Stored records:
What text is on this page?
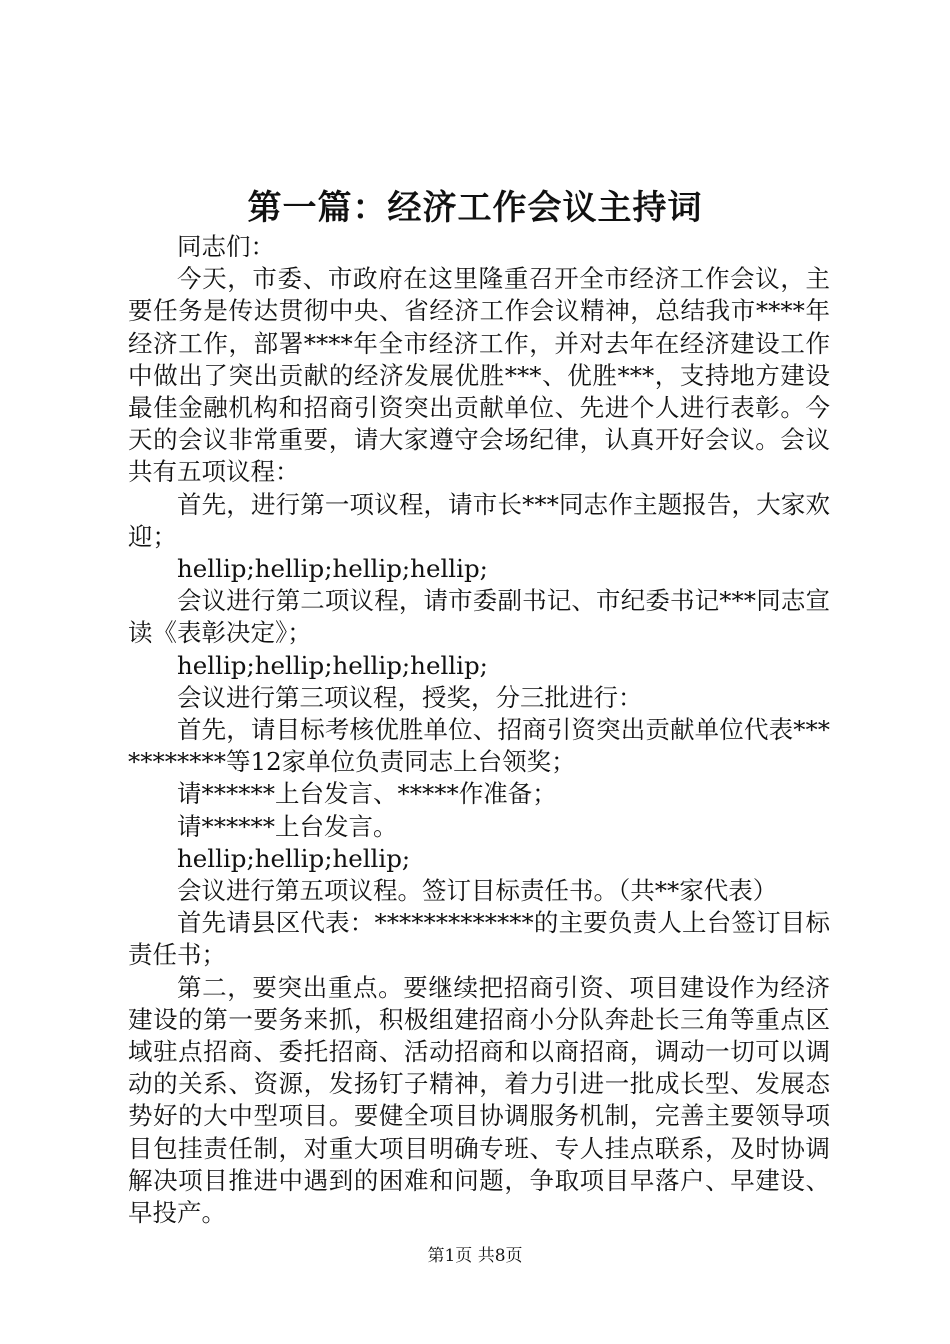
第一篇：经济工作会议主持词

同志们：

今天，市委、市政府在这里隆重召开全市经济工作会议，主要任务是传达贯彻中央、省经济工作会议精神，总结我市****年经济工作，部署****年全市经济工作，并对去年在经济建设工作中做出了突出贡献的经济发展优胜***、优胜***，支持地方建设最佳金融机构和招商引资突出贡献单位、先进个人进行表彰。今天的会议非常重要，请大家遵守会场纪律，认真开好会议。会议共有五项议程：

首先，进行第一项议程，请市长***同志作主题报告，大家欢迎；

hellip;hellip;hellip;hellip;

会议进行第二项议程，请市委副书记、市纪委书记***同志宣读《表彰决定》；

hellip;hellip;hellip;hellip;

会议进行第三项议程，授奖，分三批进行：

首先，请目标考核优胜单位、招商引资突出贡献单位代表***********等12家单位负责同志上台领奖；

请******上台发言、*****作准备；

请******上台发言。

hellip;hellip;hellip;

会议进行第五项议程。签订目标责任书。（共**家代表）

首先请县区代表：*************的主要负责人上台签订目标责任书；

第二，要突出重点。要继续把招商引资、项目建设作为经济建设的第一要务来抓，积极组建招商小分队奔赴长三角等重点区域驻点招商、委托招商、活动招商和以商招商，调动一切可以调动的关系、资源，发扬钉子精神，着力引进一批成长型、发展态势好的大中型项目。要健全项目协调服务机制，完善主要领导项目包挂责任制，对重大项目明确专班、专人挂点联系，及时协调解决项目推进中遇到的困难和问题，争取项目早落户、早建设、早投产。

第1页 共8页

### What you have to do
Except for the pictures, copy the material above exactly.

### Task solution
What text is on this page?
第一篇：经济工作会议主持词

同志们：

今天，市委、市政府在这里隆重召开全市经济工作会议，主要任务是传达贯彻中央、省经济工作会议精神，总结我市****年经济工作，部署****年全市经济工作，并对去年在经济建设工作中做出了突出贡献的经济发展优胜***、优胜***，支持地方建设最佳金融机构和招商引资突出贡献单位、先进个人进行表彰。今天的会议非常重要，请大家遵守会场纪律，认真开好会议。会议共有五项议程：

首先，进行第一项议程，请市长***同志作主题报告，大家欢迎；

hellip;hellip;hellip;hellip;

会议进行第二项议程，请市委副书记、市纪委书记***同志宣读《表彰决定》；

hellip;hellip;hellip;hellip;

会议进行第三项议程，授奖，分三批进行：

首先，请目标考核优胜单位、招商引资突出贡献单位代表***********等12家单位负责同志上台领奖；

请******上台发言、*****作准备；

请******上台发言。

hellip;hellip;hellip;

会议进行第五项议程。签订目标责任书。（共**家代表）

首先请县区代表：*************的主要负责人上台签订目标责任书；

第二，要突出重点。要继续把招商引资、项目建设作为经济建设的第一要务来抓，积极组建招商小分队奔赴长三角等重点区域驻点招商、委托招商、活动招商和以商招商，调动一切可以调动的关系、资源，发扬钉子精神，着力引进一批成长型、发展态势好的大中型项目。要健全项目协调服务机制，完善主要领导项目包挂责任制，对重大项目明确专班、专人挂点联系，及时协调解决项目推进中遇到的困难和问题，争取项目早落户、早建设、早投产。

第1页 共8页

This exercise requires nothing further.